EXERCISE DETAILS: Rewrite the lines from the very first one through the line containing "right-side-note-1: Isai. 52.", replacing "thorax" with "lorica" and leaving everything else unchanged.

DATASET EXTRACT:
____________
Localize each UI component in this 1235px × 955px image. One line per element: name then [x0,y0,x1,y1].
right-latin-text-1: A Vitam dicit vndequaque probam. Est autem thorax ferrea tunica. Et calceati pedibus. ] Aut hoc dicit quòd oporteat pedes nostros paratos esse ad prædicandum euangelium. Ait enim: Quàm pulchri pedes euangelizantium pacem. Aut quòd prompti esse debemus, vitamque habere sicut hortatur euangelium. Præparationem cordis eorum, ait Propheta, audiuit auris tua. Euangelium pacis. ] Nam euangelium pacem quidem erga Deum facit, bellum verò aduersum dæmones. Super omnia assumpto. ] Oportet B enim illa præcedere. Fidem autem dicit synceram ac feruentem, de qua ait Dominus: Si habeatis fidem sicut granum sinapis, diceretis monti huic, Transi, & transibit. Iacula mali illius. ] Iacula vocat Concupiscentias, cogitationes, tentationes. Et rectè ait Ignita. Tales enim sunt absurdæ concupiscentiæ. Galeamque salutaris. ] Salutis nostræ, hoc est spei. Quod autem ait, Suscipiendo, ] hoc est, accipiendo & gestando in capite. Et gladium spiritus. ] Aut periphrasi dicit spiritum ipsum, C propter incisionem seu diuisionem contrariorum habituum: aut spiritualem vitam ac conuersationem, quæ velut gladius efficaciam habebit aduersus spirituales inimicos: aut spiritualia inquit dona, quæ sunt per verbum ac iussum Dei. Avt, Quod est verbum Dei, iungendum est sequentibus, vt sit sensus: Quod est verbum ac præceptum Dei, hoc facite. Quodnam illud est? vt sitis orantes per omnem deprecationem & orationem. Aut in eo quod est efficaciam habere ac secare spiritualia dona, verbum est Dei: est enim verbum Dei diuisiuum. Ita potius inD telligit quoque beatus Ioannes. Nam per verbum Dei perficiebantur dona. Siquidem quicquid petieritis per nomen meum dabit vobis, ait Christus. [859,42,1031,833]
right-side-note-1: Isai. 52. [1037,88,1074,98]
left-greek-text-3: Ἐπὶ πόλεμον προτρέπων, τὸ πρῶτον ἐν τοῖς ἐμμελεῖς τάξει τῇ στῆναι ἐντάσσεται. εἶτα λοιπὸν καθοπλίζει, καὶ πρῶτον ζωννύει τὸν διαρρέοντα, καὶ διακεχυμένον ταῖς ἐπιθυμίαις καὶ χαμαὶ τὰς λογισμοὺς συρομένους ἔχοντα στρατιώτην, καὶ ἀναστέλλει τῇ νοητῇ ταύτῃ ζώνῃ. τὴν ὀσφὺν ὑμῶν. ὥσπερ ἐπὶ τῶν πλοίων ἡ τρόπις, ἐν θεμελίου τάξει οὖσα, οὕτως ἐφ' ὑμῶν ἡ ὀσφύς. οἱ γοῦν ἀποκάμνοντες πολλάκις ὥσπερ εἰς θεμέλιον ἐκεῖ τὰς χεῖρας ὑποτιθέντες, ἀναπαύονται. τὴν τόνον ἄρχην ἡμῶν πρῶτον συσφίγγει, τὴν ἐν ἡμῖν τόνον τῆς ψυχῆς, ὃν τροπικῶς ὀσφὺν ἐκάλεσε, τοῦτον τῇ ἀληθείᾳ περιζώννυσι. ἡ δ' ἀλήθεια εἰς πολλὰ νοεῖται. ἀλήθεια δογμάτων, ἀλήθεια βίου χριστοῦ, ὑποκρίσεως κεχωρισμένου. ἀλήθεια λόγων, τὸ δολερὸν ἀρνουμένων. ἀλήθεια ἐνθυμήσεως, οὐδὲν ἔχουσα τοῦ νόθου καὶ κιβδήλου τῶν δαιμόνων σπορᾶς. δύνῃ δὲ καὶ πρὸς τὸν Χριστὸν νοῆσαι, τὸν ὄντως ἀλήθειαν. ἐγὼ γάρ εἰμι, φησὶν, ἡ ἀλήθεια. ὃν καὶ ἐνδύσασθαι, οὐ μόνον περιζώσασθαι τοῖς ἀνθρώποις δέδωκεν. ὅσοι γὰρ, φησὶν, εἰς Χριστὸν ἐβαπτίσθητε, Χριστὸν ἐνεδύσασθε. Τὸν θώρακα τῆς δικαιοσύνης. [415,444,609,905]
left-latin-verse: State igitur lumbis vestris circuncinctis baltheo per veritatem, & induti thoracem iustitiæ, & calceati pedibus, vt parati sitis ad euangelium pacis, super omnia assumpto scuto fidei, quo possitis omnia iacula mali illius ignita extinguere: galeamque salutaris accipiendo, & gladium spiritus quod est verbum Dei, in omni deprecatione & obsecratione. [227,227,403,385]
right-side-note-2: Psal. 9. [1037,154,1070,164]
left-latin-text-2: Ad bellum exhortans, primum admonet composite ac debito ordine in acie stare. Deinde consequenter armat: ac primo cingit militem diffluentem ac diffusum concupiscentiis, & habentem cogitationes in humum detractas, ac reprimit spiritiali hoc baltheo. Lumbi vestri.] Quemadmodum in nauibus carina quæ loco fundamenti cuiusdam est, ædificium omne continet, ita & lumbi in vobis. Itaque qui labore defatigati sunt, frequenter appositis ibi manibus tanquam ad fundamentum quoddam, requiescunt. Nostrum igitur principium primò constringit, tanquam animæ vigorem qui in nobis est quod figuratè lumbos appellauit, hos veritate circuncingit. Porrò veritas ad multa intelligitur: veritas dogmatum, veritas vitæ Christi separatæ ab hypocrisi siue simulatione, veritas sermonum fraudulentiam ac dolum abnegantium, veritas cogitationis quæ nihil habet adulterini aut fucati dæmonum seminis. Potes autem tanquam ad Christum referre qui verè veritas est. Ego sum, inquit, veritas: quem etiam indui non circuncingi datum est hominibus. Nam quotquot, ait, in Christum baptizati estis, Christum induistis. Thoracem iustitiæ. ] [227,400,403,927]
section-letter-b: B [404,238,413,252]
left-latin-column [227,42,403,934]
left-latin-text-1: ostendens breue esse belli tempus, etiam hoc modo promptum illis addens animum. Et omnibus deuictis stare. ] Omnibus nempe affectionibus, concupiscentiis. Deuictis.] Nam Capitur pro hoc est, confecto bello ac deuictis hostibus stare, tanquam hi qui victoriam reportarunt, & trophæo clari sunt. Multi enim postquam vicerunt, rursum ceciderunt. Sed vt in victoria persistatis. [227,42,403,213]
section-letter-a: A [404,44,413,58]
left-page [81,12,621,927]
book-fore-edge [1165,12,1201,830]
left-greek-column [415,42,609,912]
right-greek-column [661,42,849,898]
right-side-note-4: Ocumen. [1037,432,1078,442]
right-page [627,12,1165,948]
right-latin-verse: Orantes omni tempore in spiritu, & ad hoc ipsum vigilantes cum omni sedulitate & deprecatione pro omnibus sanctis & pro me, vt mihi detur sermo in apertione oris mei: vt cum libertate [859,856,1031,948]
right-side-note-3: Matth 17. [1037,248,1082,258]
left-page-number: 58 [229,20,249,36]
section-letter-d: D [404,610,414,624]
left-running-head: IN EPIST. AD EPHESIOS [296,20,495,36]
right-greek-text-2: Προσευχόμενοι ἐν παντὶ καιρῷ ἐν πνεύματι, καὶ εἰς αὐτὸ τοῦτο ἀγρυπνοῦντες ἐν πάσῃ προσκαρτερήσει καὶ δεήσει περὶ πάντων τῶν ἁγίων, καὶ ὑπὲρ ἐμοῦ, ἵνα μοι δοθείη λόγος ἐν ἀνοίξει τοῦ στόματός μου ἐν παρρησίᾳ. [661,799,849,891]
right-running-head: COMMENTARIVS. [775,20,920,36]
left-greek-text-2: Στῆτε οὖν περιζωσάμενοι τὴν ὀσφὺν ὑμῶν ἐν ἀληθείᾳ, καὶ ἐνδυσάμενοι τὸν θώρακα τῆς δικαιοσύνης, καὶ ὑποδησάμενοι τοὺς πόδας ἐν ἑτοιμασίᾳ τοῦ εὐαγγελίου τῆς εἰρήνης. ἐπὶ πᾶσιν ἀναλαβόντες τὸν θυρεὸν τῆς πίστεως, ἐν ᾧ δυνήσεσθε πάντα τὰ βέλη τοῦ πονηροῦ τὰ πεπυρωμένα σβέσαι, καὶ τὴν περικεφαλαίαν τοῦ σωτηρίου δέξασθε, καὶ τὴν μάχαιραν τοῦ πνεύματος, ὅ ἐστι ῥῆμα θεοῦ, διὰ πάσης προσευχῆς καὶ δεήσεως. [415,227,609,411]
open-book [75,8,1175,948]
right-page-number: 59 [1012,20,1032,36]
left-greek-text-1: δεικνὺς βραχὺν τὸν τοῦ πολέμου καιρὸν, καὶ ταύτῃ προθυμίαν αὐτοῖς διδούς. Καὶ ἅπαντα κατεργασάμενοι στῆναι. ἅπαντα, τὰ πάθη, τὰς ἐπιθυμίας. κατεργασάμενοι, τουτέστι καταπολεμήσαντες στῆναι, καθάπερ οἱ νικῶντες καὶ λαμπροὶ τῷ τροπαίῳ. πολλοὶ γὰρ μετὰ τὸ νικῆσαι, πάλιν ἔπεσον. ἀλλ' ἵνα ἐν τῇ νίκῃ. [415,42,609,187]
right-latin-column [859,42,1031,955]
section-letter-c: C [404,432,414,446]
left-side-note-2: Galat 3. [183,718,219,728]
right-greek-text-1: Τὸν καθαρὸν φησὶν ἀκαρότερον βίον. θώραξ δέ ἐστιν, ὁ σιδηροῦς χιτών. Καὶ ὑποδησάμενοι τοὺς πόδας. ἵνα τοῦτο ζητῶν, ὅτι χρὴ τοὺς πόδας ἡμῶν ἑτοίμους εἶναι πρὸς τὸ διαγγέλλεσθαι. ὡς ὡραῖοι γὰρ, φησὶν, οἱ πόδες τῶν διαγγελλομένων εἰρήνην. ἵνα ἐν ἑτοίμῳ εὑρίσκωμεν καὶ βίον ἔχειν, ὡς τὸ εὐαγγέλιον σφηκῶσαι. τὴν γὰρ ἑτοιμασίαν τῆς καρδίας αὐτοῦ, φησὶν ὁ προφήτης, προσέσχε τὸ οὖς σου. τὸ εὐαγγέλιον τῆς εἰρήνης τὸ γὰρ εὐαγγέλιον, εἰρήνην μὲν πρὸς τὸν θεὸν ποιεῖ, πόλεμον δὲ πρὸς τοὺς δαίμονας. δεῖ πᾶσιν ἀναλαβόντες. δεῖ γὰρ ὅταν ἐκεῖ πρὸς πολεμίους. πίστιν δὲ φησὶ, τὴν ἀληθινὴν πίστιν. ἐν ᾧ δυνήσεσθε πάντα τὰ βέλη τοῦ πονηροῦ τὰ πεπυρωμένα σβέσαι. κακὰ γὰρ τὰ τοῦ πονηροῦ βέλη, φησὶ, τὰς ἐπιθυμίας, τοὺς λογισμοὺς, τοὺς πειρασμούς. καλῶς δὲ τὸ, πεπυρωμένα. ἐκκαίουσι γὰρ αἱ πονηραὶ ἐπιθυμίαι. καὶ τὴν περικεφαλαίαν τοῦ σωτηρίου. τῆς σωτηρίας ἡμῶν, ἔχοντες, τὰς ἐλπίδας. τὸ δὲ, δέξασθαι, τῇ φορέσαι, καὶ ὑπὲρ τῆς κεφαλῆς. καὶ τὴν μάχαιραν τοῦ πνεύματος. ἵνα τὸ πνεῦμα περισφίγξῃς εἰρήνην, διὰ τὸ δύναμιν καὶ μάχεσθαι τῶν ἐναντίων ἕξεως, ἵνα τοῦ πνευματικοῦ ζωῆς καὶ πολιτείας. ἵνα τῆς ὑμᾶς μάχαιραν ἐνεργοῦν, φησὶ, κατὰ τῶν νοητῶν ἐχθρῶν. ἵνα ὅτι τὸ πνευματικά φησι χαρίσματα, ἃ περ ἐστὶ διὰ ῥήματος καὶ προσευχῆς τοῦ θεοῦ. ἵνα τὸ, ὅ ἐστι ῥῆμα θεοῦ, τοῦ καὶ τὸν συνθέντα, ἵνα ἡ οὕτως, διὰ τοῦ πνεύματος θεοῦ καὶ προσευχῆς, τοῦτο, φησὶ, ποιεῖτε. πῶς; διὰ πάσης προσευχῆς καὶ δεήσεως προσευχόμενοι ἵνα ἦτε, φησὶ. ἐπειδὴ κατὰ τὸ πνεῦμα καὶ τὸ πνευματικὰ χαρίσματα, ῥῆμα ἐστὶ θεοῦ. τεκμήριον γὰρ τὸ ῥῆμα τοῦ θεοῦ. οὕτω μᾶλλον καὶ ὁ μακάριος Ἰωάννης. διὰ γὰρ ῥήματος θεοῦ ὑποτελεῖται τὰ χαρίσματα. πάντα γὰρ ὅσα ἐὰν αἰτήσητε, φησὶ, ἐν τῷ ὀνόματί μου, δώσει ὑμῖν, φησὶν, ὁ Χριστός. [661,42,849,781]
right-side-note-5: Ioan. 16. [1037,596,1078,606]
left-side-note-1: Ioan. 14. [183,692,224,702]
____________
ANSWER FOR THE TASK:
Localize each UI component in this 1235px × 955px image. One line per element: name then [x0,y0,x1,y1].
right-latin-text-1: A Vitam dicit vndequaque probam. Est autem lorica ferrea tunica. Et calceati pedibus. ] Aut hoc dicit quòd oporteat pedes nostros paratos esse ad prædicandum euangelium. Ait enim: Quàm pulchri pedes euangelizantium pacem. Aut quòd prompti esse debemus, vitamque habere sicut hortatur euangelium. Præparationem cordis eorum, ait Propheta, audiuit auris tua. Euangelium pacis. ] Nam euangelium pacem quidem erga Deum facit, bellum verò aduersum dæmones. Super omnia assumpto. ] Oportet B enim illa præcedere. Fidem autem dicit synceram ac feruentem, de qua ait Dominus: Si habeatis fidem sicut granum sinapis, diceretis monti huic, Transi, & transibit. Iacula mali illius. ] Iacula vocat Concupiscentias, cogitationes, tentationes. Et rectè ait Ignita. Tales enim sunt absurdæ concupiscentiæ. Galeamque salutaris. ] Salutis nostræ, hoc est spei. Quod autem ait, Suscipiendo, ] hoc est, accipiendo & gestando in capite. Et gladium spiritus. ] Aut periphrasi dicit spiritum ipsum, C propter incisionem seu diuisionem contrariorum habituum: aut spiritualem vitam ac conuersationem, quæ velut gladius efficaciam habebit aduersus spirituales inimicos: aut spiritualia inquit dona, quæ sunt per verbum ac iussum Dei. Avt, Quod est verbum Dei, iungendum est sequentibus, vt sit sensus: Quod est verbum ac præceptum Dei, hoc facite. Quodnam illud est? vt sitis orantes per omnem deprecationem & orationem. Aut in eo quod est efficaciam habere ac secare spiritualia dona, verbum est Dei: est enim verbum Dei diuisiuum. Ita potius inD telligit quoque beatus Ioannes. Nam per verbum Dei perficiebantur dona. Siquidem quicquid petieritis per nomen meum dabit vobis, ait Christus. [859,42,1031,833]
right-side-note-1: Isai. 52. [1037,88,1074,98]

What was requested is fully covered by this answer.